> Task details:
From the listing below, pull out every line where the string "Forecast" appears.

> Task material:
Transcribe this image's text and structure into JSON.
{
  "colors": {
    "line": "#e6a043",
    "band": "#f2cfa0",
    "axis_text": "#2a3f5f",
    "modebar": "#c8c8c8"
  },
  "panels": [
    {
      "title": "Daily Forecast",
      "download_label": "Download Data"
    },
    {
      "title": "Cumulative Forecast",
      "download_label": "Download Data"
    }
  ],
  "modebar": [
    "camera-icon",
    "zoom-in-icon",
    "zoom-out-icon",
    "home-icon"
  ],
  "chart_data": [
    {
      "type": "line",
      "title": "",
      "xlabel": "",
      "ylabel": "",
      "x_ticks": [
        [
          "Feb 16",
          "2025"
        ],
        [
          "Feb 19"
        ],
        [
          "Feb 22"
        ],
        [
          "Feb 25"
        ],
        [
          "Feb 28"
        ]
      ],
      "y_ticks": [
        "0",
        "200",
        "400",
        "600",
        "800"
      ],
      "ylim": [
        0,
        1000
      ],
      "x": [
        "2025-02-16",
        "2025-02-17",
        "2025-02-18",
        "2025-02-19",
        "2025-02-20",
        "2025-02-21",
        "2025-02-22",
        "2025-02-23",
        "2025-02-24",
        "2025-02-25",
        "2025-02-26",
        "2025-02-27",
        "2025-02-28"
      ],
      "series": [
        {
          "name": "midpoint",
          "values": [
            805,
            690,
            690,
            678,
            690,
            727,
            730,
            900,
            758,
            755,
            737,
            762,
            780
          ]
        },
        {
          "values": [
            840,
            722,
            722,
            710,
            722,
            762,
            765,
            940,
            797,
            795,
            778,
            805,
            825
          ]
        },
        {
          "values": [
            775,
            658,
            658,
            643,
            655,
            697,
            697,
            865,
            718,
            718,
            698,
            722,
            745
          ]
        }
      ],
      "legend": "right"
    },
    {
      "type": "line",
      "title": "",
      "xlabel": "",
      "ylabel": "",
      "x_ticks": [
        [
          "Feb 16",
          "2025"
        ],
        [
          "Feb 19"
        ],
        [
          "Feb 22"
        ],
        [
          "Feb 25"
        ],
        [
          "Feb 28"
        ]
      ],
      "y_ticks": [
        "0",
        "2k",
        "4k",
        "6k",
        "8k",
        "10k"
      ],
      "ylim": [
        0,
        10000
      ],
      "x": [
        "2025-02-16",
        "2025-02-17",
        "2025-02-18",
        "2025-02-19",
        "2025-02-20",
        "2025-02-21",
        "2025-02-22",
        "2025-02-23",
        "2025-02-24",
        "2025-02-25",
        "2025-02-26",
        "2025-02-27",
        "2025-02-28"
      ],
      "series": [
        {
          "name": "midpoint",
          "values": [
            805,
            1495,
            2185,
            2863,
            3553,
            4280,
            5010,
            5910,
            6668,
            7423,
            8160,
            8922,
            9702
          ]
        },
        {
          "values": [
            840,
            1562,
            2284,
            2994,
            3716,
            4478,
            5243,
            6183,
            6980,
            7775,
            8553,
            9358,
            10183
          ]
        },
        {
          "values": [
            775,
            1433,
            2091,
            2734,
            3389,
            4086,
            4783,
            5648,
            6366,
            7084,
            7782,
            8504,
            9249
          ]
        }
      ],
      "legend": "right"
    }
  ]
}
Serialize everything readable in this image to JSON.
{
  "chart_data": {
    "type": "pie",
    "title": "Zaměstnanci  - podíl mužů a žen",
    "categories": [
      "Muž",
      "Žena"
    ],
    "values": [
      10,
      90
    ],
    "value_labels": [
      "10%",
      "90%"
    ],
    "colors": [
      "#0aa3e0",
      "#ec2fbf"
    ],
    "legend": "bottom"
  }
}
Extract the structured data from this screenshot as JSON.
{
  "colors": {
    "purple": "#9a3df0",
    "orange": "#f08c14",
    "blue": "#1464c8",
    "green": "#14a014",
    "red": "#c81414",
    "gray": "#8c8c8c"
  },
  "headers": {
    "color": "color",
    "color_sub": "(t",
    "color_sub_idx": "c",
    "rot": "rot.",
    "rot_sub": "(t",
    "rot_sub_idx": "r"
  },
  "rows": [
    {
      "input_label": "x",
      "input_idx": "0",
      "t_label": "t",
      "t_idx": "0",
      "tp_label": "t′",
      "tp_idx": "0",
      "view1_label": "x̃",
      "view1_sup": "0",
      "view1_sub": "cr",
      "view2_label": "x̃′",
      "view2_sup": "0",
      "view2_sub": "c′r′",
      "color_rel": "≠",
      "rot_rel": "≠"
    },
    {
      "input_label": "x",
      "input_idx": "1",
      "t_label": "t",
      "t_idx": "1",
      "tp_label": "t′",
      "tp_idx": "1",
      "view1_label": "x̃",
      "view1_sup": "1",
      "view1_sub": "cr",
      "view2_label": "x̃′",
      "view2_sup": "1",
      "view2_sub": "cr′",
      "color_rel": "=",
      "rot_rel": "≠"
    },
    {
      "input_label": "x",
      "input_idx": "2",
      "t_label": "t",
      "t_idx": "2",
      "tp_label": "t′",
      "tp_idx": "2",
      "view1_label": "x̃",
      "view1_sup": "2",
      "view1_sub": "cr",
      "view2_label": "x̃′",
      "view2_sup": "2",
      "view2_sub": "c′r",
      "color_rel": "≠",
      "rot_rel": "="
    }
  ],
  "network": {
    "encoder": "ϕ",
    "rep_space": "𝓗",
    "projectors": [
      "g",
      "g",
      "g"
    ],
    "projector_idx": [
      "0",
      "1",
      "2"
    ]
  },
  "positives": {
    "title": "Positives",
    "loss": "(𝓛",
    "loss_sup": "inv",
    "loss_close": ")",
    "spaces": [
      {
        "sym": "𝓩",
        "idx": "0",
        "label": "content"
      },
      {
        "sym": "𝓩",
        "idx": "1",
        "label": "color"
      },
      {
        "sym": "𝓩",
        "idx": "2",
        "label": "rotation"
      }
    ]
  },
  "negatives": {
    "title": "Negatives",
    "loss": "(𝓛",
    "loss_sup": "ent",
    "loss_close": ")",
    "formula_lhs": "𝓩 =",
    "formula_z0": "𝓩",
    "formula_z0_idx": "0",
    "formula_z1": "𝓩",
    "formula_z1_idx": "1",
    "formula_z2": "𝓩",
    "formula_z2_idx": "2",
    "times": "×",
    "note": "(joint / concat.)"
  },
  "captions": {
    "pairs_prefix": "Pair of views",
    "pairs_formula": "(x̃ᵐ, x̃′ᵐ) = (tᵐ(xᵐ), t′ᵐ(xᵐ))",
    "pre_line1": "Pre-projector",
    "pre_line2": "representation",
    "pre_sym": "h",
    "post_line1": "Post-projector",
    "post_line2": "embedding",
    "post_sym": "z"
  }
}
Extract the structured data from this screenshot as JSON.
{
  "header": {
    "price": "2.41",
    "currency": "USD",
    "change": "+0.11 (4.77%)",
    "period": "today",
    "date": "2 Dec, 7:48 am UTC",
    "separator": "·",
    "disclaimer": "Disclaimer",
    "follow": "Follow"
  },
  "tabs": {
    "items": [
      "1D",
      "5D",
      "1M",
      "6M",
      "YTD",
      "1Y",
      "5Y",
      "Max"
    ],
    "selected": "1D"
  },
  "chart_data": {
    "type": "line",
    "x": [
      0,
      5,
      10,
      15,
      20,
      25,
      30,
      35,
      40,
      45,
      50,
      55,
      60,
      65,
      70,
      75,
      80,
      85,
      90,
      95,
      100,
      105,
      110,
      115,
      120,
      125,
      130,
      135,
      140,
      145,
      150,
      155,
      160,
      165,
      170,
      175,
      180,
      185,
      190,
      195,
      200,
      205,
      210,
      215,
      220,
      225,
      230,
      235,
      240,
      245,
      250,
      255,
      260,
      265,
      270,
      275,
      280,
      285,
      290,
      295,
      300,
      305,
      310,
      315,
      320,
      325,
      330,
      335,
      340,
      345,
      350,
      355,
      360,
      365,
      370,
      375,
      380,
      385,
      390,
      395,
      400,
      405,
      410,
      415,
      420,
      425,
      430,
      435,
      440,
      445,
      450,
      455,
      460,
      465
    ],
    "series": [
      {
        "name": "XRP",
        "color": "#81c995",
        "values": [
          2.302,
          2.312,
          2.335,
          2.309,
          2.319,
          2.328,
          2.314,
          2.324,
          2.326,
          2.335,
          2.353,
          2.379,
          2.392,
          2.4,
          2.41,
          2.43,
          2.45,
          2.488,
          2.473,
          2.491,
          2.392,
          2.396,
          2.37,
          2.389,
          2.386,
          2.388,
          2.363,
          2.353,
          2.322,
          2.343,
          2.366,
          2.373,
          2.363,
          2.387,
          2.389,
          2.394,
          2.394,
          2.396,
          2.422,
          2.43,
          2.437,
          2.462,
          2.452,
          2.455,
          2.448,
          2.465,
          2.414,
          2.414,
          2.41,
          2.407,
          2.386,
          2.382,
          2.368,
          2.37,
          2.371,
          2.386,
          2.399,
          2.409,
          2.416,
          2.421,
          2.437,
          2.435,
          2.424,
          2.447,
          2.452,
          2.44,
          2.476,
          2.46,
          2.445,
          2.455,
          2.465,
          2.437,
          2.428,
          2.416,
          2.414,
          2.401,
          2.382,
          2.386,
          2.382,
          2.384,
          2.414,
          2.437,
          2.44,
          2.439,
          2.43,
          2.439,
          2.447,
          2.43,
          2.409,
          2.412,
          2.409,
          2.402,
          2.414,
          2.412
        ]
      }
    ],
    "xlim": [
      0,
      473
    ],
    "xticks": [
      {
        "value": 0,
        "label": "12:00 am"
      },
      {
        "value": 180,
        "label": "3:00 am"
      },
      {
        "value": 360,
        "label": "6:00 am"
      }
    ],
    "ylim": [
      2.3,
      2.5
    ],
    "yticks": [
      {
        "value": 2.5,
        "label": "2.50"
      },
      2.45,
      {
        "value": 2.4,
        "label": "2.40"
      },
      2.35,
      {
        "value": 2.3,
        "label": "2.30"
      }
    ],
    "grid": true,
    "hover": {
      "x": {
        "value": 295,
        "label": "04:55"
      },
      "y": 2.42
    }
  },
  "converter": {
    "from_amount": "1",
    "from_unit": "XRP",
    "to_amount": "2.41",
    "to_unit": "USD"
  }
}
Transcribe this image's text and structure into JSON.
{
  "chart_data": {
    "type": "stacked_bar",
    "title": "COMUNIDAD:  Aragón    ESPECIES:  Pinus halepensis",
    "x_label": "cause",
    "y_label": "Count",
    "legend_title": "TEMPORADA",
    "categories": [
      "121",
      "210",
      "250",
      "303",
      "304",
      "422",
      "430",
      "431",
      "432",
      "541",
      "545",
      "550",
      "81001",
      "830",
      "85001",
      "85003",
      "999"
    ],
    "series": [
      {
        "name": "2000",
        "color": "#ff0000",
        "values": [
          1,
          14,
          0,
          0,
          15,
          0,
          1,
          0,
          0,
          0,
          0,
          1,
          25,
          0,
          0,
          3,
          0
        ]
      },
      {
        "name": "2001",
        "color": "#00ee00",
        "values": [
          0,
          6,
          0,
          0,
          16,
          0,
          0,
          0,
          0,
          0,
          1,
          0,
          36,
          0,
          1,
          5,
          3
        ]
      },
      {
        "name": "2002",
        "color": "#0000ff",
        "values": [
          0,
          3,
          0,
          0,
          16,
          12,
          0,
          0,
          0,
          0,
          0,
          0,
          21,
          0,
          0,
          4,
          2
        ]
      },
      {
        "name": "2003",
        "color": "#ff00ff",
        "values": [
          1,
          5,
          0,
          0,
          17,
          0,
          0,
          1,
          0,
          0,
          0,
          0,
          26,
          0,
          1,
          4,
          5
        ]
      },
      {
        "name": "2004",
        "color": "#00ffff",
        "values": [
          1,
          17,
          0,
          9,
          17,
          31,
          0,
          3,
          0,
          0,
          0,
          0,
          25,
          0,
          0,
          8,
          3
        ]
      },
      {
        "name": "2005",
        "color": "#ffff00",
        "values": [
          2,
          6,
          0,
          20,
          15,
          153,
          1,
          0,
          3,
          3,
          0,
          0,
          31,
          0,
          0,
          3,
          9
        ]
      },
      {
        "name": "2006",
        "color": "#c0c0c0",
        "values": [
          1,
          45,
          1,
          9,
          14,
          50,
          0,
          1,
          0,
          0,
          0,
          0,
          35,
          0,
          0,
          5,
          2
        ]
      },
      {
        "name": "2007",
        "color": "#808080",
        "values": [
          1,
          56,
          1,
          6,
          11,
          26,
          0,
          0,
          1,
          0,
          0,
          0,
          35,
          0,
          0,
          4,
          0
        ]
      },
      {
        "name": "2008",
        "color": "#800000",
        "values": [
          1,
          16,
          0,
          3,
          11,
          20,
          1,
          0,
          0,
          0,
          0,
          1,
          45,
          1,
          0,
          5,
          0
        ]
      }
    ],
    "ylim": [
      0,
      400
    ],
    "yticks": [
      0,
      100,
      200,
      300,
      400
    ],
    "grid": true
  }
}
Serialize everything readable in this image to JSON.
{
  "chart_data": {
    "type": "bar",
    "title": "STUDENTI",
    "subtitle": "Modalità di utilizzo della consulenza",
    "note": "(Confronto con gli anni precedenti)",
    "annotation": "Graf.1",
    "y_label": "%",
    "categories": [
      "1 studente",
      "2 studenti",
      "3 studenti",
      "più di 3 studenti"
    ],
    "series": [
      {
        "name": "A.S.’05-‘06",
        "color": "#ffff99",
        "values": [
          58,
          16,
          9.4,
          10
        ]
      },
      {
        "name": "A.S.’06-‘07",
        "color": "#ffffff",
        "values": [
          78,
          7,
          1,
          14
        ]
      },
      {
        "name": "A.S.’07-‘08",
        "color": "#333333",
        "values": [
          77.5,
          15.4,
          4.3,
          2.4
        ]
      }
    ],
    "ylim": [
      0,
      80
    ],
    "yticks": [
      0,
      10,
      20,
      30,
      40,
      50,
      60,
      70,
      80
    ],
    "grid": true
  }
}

> Complete response:
      "title": "Daily Forecast",
      "title": "Cumulative Forecast",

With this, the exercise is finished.